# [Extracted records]
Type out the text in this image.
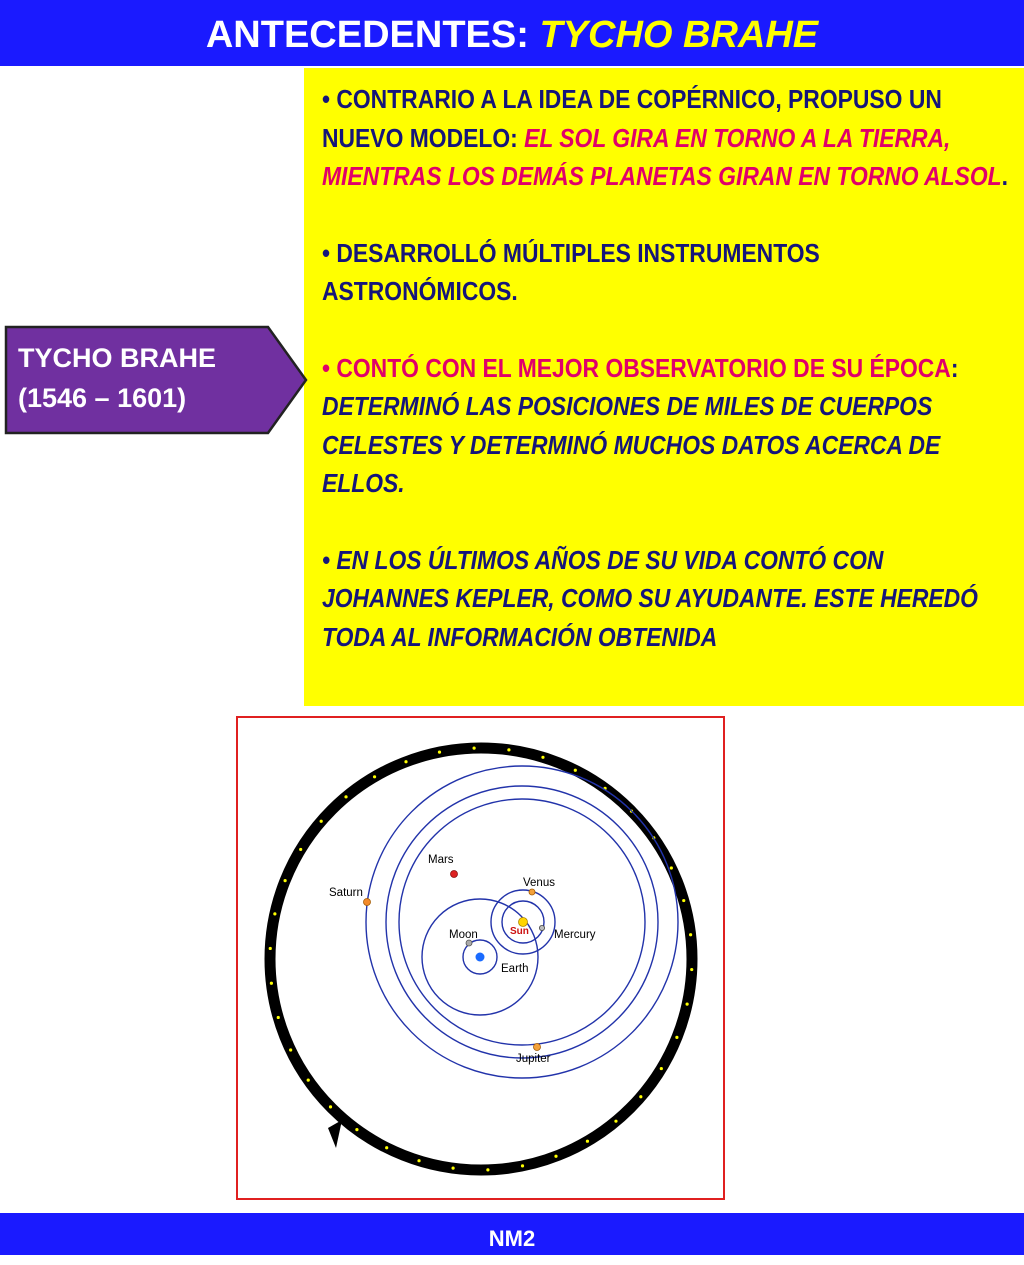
ANTECEDENTES: TYCHO BRAHE

• CONTRARIO A LA IDEA DE COPÉRNICO, PROPUSO UN NUEVO MODELO: EL SOL GIRA EN TORNO A LA TIERRA, MIENTRAS LOS DEMÁS PLANETAS GIRAN EN TORNO ALSOL.

• DESARROLLÓ MÚLTIPLES INSTRUMENTOS ASTRONÓMICOS.

• CONTÓ CON EL MEJOR OBSERVATORIO DE SU ÉPOCA: DETERMINÓ LAS POSICIONES DE MILES DE CUERPOS CELESTES Y DETERMINÓ MUCHOS DATOS ACERCA DE ELLOS.

• EN LOS ÚLTIMOS AÑOS DE SU VIDA CONTÓ CON JOHANNES KEPLER, COMO SU AYUDANTE. ESTE HEREDÓ TODA AL INFORMACIÓN OBTENIDA

TYCHO BRAHE
(1546 – 1601)
Mars
Venus
Saturn
Sun Mercury
Moon
Earth
Jupiter
NM2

# [WHAT THE TASK ASKS]
Go through the listing above and quote it exactly, apart from its images.

# [TASK SOLUTION]
Type out the text in this image.
ANTECEDENTES: TYCHO BRAHE

• CONTRARIO A LA IDEA DE COPÉRNICO, PROPUSO UN NUEVO MODELO: EL SOL GIRA EN TORNO A LA TIERRA, MIENTRAS LOS DEMÁS PLANETAS GIRAN EN TORNO ALSOL.

• DESARROLLÓ MÚLTIPLES INSTRUMENTOS ASTRONÓMICOS.

• CONTÓ CON EL MEJOR OBSERVATORIO DE SU ÉPOCA: DETERMINÓ LAS POSICIONES DE MILES DE CUERPOS CELESTES Y DETERMINÓ MUCHOS DATOS ACERCA DE ELLOS.

• EN LOS ÚLTIMOS AÑOS DE SU VIDA CONTÓ CON JOHANNES KEPLER, COMO SU AYUDANTE. ESTE HEREDÓ TODA AL INFORMACIÓN OBTENIDA

TYCHO BRAHE
(1546 – 1601)
Mars
Venus
Saturn
Sun Mercury
Moon
Earth
Jupiter
NM2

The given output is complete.